TASK INSTRUCTIONS
Find each line with the string "Category" and report it.

RECORDED DATA
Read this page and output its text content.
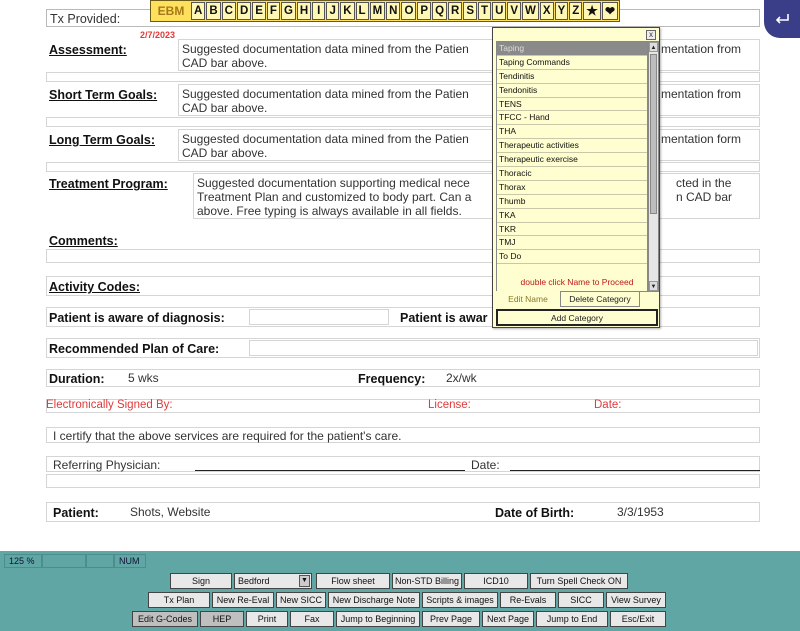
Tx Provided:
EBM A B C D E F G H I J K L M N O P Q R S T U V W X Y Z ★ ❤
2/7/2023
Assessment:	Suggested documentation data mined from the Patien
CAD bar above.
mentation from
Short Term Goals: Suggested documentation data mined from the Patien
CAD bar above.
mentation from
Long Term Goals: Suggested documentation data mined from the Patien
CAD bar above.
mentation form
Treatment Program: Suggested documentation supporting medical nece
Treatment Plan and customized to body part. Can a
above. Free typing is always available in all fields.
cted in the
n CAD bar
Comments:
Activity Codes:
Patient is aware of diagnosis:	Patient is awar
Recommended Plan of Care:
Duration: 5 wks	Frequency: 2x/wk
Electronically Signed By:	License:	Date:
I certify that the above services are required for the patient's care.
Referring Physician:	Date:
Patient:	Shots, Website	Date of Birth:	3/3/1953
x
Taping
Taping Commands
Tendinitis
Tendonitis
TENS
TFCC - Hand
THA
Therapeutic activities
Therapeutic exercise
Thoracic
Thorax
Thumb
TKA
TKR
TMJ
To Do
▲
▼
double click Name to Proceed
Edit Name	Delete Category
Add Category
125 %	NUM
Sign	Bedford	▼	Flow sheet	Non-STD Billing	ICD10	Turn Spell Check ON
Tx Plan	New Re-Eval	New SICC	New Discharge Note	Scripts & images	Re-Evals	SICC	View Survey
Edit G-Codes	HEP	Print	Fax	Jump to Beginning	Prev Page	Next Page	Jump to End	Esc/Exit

OUTPUT FOR THIS EXERCISE
Edit Name	Delete Category
Add Category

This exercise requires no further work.